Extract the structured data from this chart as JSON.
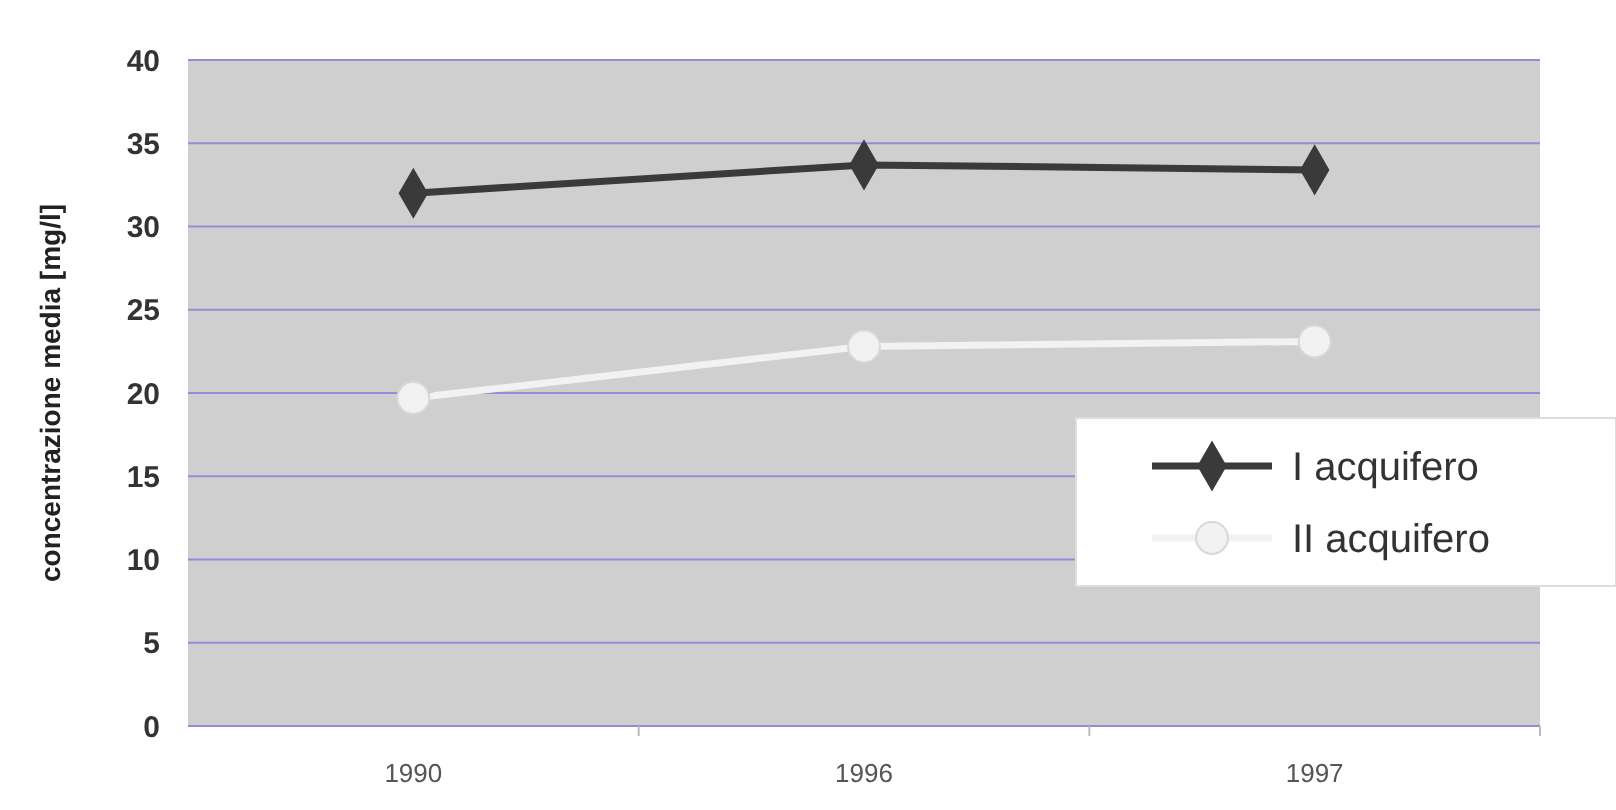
{
  "chart_data": {
    "type": "line",
    "ylabel": "concentrazione media [mg/l]",
    "categories": [
      "1990",
      "1996",
      "1997"
    ],
    "series": [
      {
        "name": "I acquifero",
        "color": "#3a3a3a",
        "marker": "diamond",
        "values": [
          32,
          33.7,
          33.4
        ]
      },
      {
        "name": "II acquifero",
        "color": "#f2f2f2",
        "marker": "circle",
        "values": [
          19.7,
          22.8,
          23.1
        ]
      }
    ],
    "ylim": [
      0,
      40
    ],
    "yticks": [
      0,
      5,
      10,
      15,
      20,
      25,
      30,
      35,
      40
    ],
    "grid": "y",
    "legend": "bottom right"
  }
}
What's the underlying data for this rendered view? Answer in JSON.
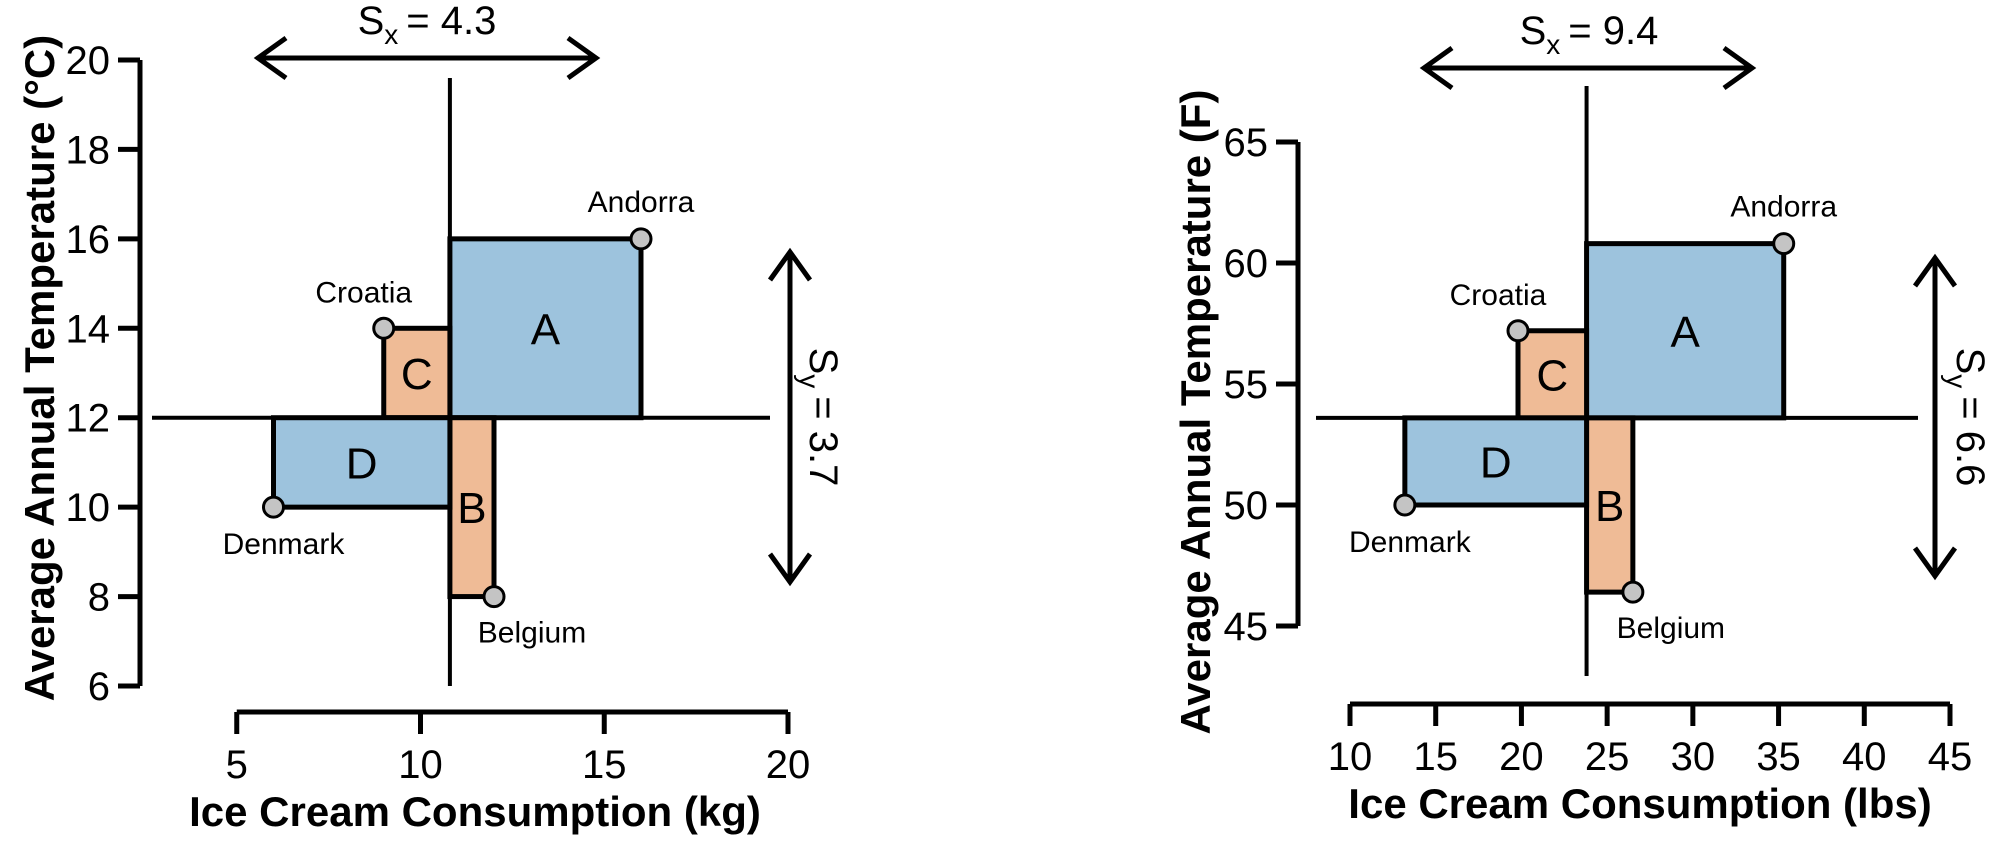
^^^^^^^^^^^^^^^^
[Stated goal]: Repeat the data exactly, without the pictures.

[Written reply]:
Extract the structured data from this chart as JSON.
{
  "chart_data": {
    "type": "line",
    "ylabel": "concentrazione media [mg/l]",
    "categories": [
      "1990",
      "1996",
      "1997"
    ],
    "series": [
      {
        "name": "I acquifero",
        "color": "#3a3a3a",
        "marker": "diamond",
        "values": [
          32,
          33.7,
          33.4
        ]
      },
      {
        "name": "II acquifero",
        "color": "#f2f2f2",
        "marker": "circle",
        "values": [
          19.7,
          22.8,
          23.1
        ]
      }
    ],
    "ylim": [
      0,
      40
    ],
    "yticks": [
      0,
      5,
      10,
      15,
      20,
      25,
      30,
      35,
      40
    ],
    "grid": "y",
    "legend": "bottom right"
  }
}
What's the underlying data for this rendered view? Answer in JSON.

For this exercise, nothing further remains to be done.